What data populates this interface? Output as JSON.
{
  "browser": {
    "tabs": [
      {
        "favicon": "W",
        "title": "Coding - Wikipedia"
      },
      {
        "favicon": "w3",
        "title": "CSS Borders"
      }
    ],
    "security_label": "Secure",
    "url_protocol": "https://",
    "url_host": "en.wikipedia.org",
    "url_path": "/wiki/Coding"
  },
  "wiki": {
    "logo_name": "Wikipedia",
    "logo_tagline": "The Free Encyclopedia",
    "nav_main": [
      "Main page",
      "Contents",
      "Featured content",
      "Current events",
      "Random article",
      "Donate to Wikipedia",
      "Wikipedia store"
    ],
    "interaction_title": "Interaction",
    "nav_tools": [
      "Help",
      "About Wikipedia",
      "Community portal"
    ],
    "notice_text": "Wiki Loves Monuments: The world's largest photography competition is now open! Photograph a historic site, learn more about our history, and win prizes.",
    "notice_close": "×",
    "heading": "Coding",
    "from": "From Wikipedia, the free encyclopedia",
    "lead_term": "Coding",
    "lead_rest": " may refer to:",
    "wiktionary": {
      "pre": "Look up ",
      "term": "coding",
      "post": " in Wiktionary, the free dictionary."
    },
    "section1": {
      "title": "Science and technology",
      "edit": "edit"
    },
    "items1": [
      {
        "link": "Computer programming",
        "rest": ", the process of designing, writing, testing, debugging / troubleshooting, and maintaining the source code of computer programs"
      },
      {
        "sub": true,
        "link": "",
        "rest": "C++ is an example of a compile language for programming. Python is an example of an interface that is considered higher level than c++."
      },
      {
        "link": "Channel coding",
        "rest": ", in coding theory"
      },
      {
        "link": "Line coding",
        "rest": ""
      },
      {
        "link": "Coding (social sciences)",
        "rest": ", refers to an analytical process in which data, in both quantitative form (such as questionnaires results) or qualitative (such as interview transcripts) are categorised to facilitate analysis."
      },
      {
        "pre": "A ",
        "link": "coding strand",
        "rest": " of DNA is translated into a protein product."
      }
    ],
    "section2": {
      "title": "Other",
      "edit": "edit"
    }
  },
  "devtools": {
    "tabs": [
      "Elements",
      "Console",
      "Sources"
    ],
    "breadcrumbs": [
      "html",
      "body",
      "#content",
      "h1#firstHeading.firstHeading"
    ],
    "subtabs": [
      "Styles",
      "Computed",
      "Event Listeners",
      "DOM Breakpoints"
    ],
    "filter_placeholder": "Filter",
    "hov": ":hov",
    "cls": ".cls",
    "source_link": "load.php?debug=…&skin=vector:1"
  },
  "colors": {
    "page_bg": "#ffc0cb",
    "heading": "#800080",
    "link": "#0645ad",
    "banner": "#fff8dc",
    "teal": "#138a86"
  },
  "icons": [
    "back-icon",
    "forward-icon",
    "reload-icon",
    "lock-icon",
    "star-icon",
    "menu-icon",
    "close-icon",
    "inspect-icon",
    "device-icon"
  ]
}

▸ **Work order**: Filter the lines above, keeping each one that contains the string "interface".

▸ **Response box**:
What data populates this interface? Output as JSON.
        "rest": "C++ is an example of a compile language for programming. Python is an example of an interface that is considered higher level than c++."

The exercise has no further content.